Set exercise
Search the records for the word "JSON" and pick out every line that has it.

Given data
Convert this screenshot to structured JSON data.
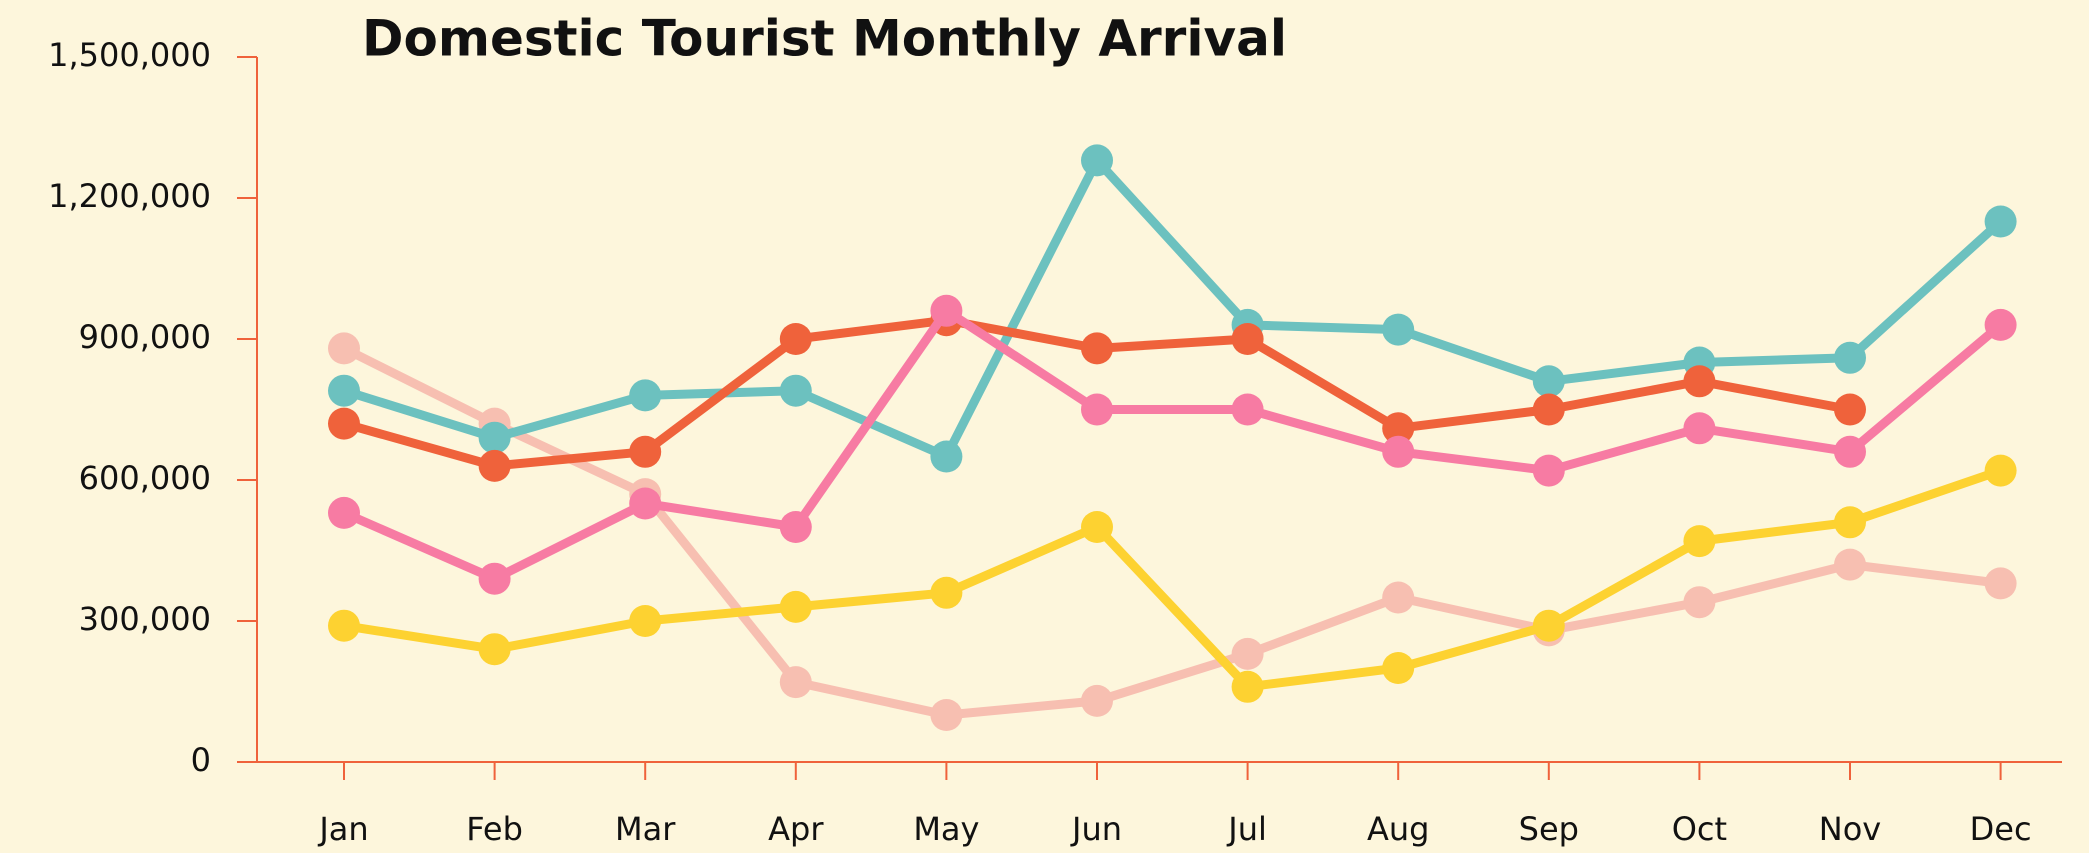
{
  "chart_data": {
    "type": "line",
    "title": "Domestic Tourist Monthly Arrival",
    "categories": [
      "Jan",
      "Feb",
      "Mar",
      "Apr",
      "May",
      "Jun",
      "Jul",
      "Aug",
      "Sep",
      "Oct",
      "Nov",
      "Dec"
    ],
    "series": [
      {
        "color": "#f7bfb1",
        "values": [
          880000,
          720000,
          570000,
          170000,
          100000,
          130000,
          230000,
          350000,
          280000,
          340000,
          420000,
          380000
        ]
      },
      {
        "color": "#6cc1bf",
        "values": [
          790000,
          690000,
          780000,
          790000,
          650000,
          1280000,
          930000,
          920000,
          810000,
          850000,
          860000,
          1150000
        ]
      },
      {
        "color": "#ef623b",
        "values": [
          720000,
          630000,
          660000,
          900000,
          940000,
          880000,
          900000,
          710000,
          750000,
          810000,
          750000,
          null
        ]
      },
      {
        "color": "#f77ba3",
        "values": [
          530000,
          390000,
          550000,
          500000,
          960000,
          750000,
          750000,
          660000,
          620000,
          710000,
          660000,
          930000
        ]
      },
      {
        "color": "#fdd231",
        "values": [
          290000,
          240000,
          300000,
          330000,
          360000,
          500000,
          160000,
          200000,
          290000,
          470000,
          510000,
          620000
        ]
      }
    ],
    "ylim": [
      0,
      1500000
    ],
    "yticks": [
      0,
      {
        "value": 300000,
        "label": "300,000"
      },
      {
        "value": 600000,
        "label": "600,000"
      },
      {
        "value": 900000,
        "label": "900,000"
      },
      {
        "value": 1200000,
        "label": "1,200,000"
      },
      {
        "value": 1500000,
        "label": "1,500,000"
      }
    ],
    "axis_color": "#ef623b"
  }
}
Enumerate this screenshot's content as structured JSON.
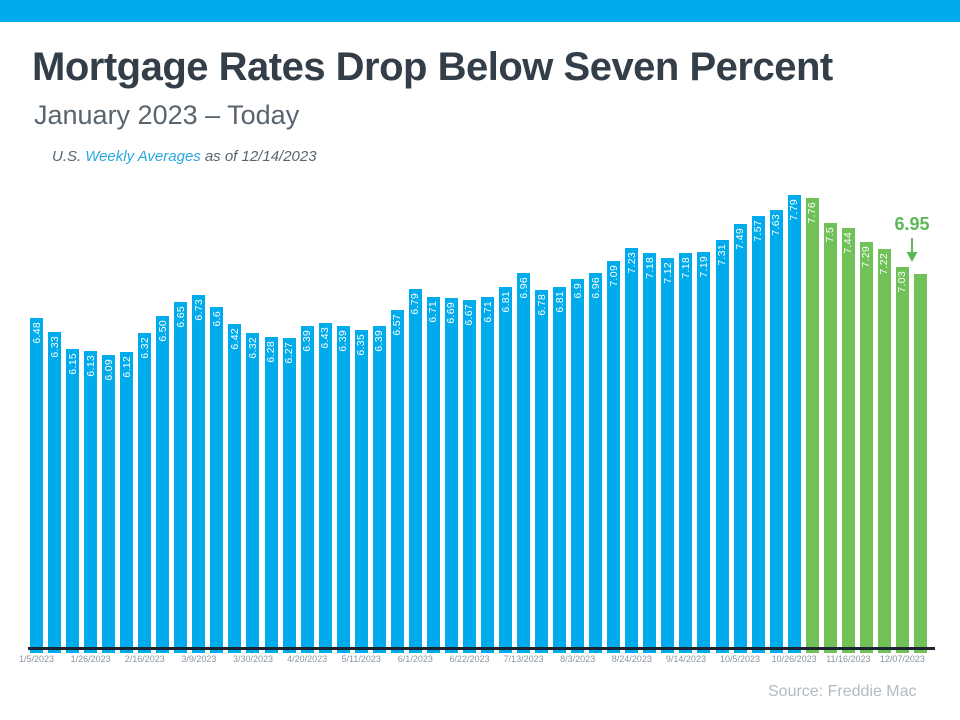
{
  "banner": {
    "color": "#00ABEC"
  },
  "header": {
    "title": "Mortgage Rates Drop Below Seven Percent",
    "subtitle": "January 2023 – Today",
    "note": {
      "prefix": "U.S.",
      "link": "Weekly Averages",
      "suffix": "as of 12/14/2023"
    }
  },
  "chart_data": {
    "type": "bar",
    "title": "Mortgage Rates Drop Below Seven Percent",
    "subtitle": "January 2023 – Today",
    "unit": "percent",
    "values": [
      6.48,
      6.33,
      6.15,
      6.13,
      6.09,
      6.12,
      6.32,
      6.5,
      6.65,
      6.73,
      6.6,
      6.42,
      6.32,
      6.28,
      6.27,
      6.39,
      6.43,
      6.39,
      6.35,
      6.39,
      6.57,
      6.79,
      6.71,
      6.69,
      6.67,
      6.71,
      6.81,
      6.96,
      6.78,
      6.81,
      6.9,
      6.96,
      7.09,
      7.23,
      7.18,
      7.12,
      7.18,
      7.19,
      7.31,
      7.49,
      7.57,
      7.63,
      7.79,
      7.76,
      7.5,
      7.44,
      7.29,
      7.22,
      7.03,
      6.95
    ],
    "bar_labels": [
      "6.48",
      "6.33",
      "6.15",
      "6.13",
      "6.09",
      "6.12",
      "6.32",
      "6.50",
      "6.65",
      "6.73",
      "6.6",
      "6.42",
      "6.32",
      "6.28",
      "6.27",
      "6.39",
      "6.43",
      "6.39",
      "6.35",
      "6.39",
      "6.57",
      "6.79",
      "6.71",
      "6.69",
      "6.67",
      "6.71",
      "6.81",
      "6.96",
      "6.78",
      "6.81",
      "6.9",
      "6.96",
      "7.09",
      "7.23",
      "7.18",
      "7.12",
      "7.18",
      "7.19",
      "7.31",
      "7.49",
      "7.57",
      "7.63",
      "7.79",
      "7.76",
      "7.5",
      "7.44",
      "7.29",
      "7.22",
      "7.03",
      ""
    ],
    "x_tick_labels": [
      "1/5/2023",
      "1/26/2023",
      "2/16/2023",
      "3/9/2023",
      "3/30/2023",
      "4/20/2023",
      "5/11/2023",
      "6/1/2023",
      "6/22/2023",
      "7/13/2023",
      "8/3/2023",
      "8/24/2023",
      "9/14/2023",
      "10/5/2023",
      "10/26/2023",
      "11/16/2023",
      "12/07/2023"
    ],
    "x_tick_step": 3,
    "blue_bar_count": 43,
    "colors": {
      "blue": "#00ABEC",
      "green": "#6FC158",
      "annotation_green": "#5CB854",
      "axis_line": "#1B2430"
    },
    "annotation": {
      "label": "6.95",
      "target_bar_index": 49
    },
    "ylim_implied": [
      2.955,
      7.9
    ],
    "grid": false,
    "legend": false
  },
  "footer": {
    "source": "Source: Freddie Mac"
  }
}
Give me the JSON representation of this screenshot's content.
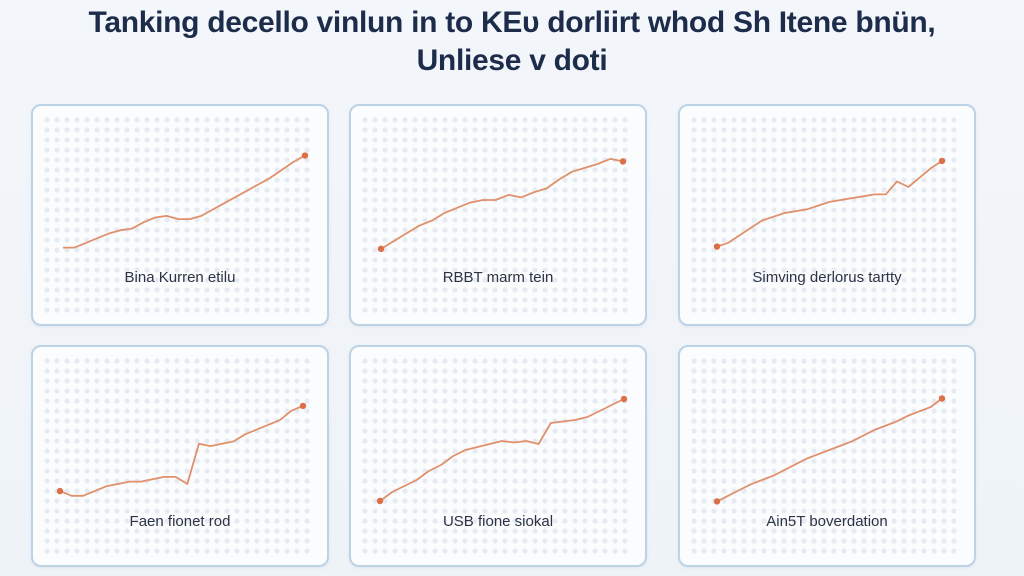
{
  "page": {
    "title_line1": "Tanking decello vinlun in to KEᴜ dorliirt whod Sh Itene bnün,",
    "title_line2": "Unliese v doti"
  },
  "colors": {
    "line": "#e0906a",
    "marker": "#dc6e48",
    "grid_dot": "#e6ebf1",
    "panel_border": "#bcd3e6",
    "title": "#1d2c4a"
  },
  "chart_data": [
    {
      "type": "line",
      "label": "Bina Kurren etilu",
      "x": [
        0,
        1,
        2,
        3,
        4,
        5,
        6,
        7,
        8,
        9,
        10,
        11,
        12,
        13,
        14,
        15,
        16,
        17,
        18,
        19,
        20,
        21
      ],
      "values": [
        0,
        0,
        1.5,
        3,
        4.5,
        5.5,
        6,
        8,
        9.5,
        10,
        9,
        9,
        10,
        12,
        14,
        16,
        18,
        20,
        22,
        24.5,
        27,
        29
      ],
      "ylim": [
        -2,
        32
      ],
      "grid": true
    },
    {
      "type": "line",
      "label": "RBBT marm tein",
      "x": [
        0,
        1,
        2,
        3,
        4,
        5,
        6,
        7,
        8,
        9,
        10,
        11,
        12,
        13,
        14,
        15,
        16,
        17,
        18,
        19
      ],
      "values": [
        0,
        3,
        6,
        9,
        11,
        14,
        16,
        18,
        19,
        19,
        21,
        20,
        22,
        23.5,
        27,
        30,
        31.5,
        33,
        35,
        34
      ],
      "ylim": [
        -2,
        40
      ],
      "grid": true
    },
    {
      "type": "line",
      "label": "Simving derlorus tartty",
      "x": [
        0,
        1,
        2,
        3,
        4,
        5,
        6,
        7,
        8,
        9,
        10,
        11,
        12,
        13,
        14,
        15,
        16,
        17,
        18,
        19,
        20
      ],
      "values": [
        0,
        1,
        3,
        5,
        7,
        8,
        9,
        9.5,
        10,
        11,
        12,
        12.5,
        13,
        13.5,
        14,
        14,
        17.5,
        16,
        18.5,
        21,
        23
      ],
      "ylim": [
        -2,
        27
      ],
      "grid": true
    },
    {
      "type": "line",
      "label": "Faen fionet rod",
      "x": [
        0,
        1,
        2,
        3,
        4,
        5,
        6,
        7,
        8,
        9,
        10,
        11,
        12,
        13,
        14,
        15,
        16,
        17,
        18,
        19,
        20,
        21
      ],
      "values": [
        0,
        -1,
        -1,
        0,
        1,
        1.5,
        2,
        2,
        2.5,
        3,
        3,
        1.5,
        10,
        9.5,
        10,
        10.5,
        12,
        13,
        14,
        15,
        17,
        18
      ],
      "ylim": [
        -4,
        22
      ],
      "grid": true
    },
    {
      "type": "line",
      "label": "USB fione siokal",
      "x": [
        0,
        1,
        2,
        3,
        4,
        5,
        6,
        7,
        8,
        9,
        10,
        11,
        12,
        13,
        14,
        15,
        16,
        17,
        18,
        19,
        20
      ],
      "values": [
        0,
        3,
        5,
        7,
        10,
        12,
        15,
        17,
        18,
        19,
        20,
        19.5,
        20,
        19,
        26,
        26.5,
        27,
        28,
        30,
        32,
        34
      ],
      "ylim": [
        -3,
        38
      ],
      "grid": true
    },
    {
      "type": "line",
      "label": "Ain5T boverdation",
      "x": [
        0,
        1,
        2,
        3,
        4,
        5,
        6,
        7,
        8,
        9,
        10,
        11,
        12,
        13,
        14,
        15,
        16,
        17,
        18,
        19,
        20
      ],
      "values": [
        0,
        2,
        4,
        6,
        7.5,
        9,
        11,
        13,
        15,
        16.5,
        18,
        19.5,
        21,
        23,
        25,
        26.5,
        28,
        30,
        31.5,
        33,
        36
      ],
      "ylim": [
        -3,
        40
      ],
      "grid": true
    }
  ]
}
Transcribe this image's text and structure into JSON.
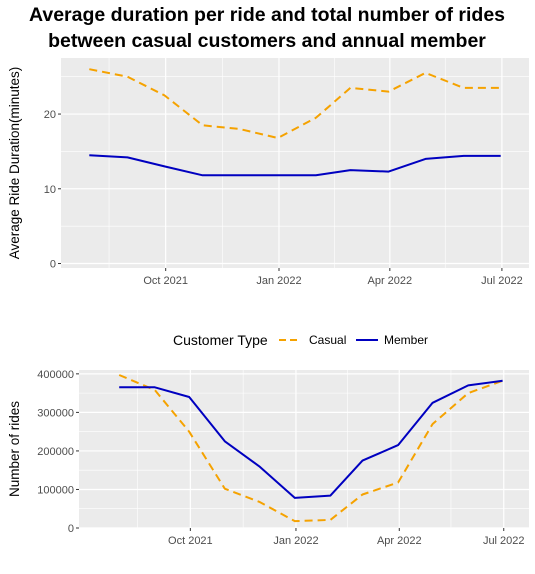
{
  "title_line1": "Average duration per ride and total number of rides",
  "title_line2": "between casual customers and annual member",
  "legend": {
    "title": "Customer Type",
    "entries": [
      {
        "name": "Casual",
        "color": "#f5a200",
        "dash": "dashed"
      },
      {
        "name": "Member",
        "color": "#0000c0",
        "dash": "solid"
      }
    ]
  },
  "chart_data": [
    {
      "type": "line",
      "title": "",
      "xlabel": "",
      "ylabel": "Average Ride Duration(minutes)",
      "x": [
        "2021-07-31",
        "2021-08-31",
        "2021-09-30",
        "2021-10-31",
        "2021-11-30",
        "2021-12-31",
        "2022-01-31",
        "2022-02-28",
        "2022-03-31",
        "2022-04-30",
        "2022-05-31",
        "2022-06-30"
      ],
      "x_tick_labels": [
        "Oct 2021",
        "Jan 2022",
        "Apr 2022",
        "Jul 2022"
      ],
      "x_tick_dates": [
        "2021-10-01",
        "2022-01-01",
        "2022-04-01",
        "2022-07-01"
      ],
      "y_ticks": [
        0,
        10,
        20
      ],
      "ylim": [
        -0.6,
        27.5
      ],
      "grid": true,
      "series": [
        {
          "name": "Casual",
          "values": [
            26.0,
            25.0,
            22.5,
            18.5,
            18.0,
            16.8,
            19.5,
            23.5,
            23.0,
            25.5,
            23.5,
            23.5
          ]
        },
        {
          "name": "Member",
          "values": [
            14.5,
            14.2,
            13.0,
            11.8,
            11.8,
            11.8,
            11.8,
            12.5,
            12.3,
            14.0,
            14.4,
            14.4
          ]
        }
      ]
    },
    {
      "type": "line",
      "title": "",
      "xlabel": "",
      "ylabel": "Number of rides",
      "x": [
        "2021-07-31",
        "2021-08-31",
        "2021-09-30",
        "2021-10-31",
        "2021-11-30",
        "2021-12-31",
        "2022-01-31",
        "2022-02-28",
        "2022-03-31",
        "2022-04-30",
        "2022-05-31",
        "2022-06-30"
      ],
      "x_tick_labels": [
        "Oct 2021",
        "Jan 2022",
        "Apr 2022",
        "Jul 2022"
      ],
      "x_tick_dates": [
        "2021-10-01",
        "2022-01-01",
        "2022-04-01",
        "2022-07-01"
      ],
      "y_ticks": [
        0,
        100000,
        200000,
        300000,
        400000
      ],
      "y_tick_labels": [
        "0",
        "100000",
        "200000",
        "300000",
        "400000"
      ],
      "ylim": [
        0,
        410000
      ],
      "grid": true,
      "series": [
        {
          "name": "Casual",
          "values": [
            397000,
            358000,
            250000,
            102000,
            68000,
            18000,
            21000,
            87000,
            118000,
            270000,
            350000,
            382000
          ]
        },
        {
          "name": "Member",
          "values": [
            365000,
            365000,
            340000,
            225000,
            160000,
            78000,
            84000,
            175000,
            215000,
            325000,
            370000,
            382000
          ]
        }
      ]
    }
  ]
}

Task response
Convert this screenshot to structured JSON data.
Enumerate this screenshot's content as structured JSON.
Give me the JSON representation of this screenshot's content.
Transcribe this image's text and structure into JSON.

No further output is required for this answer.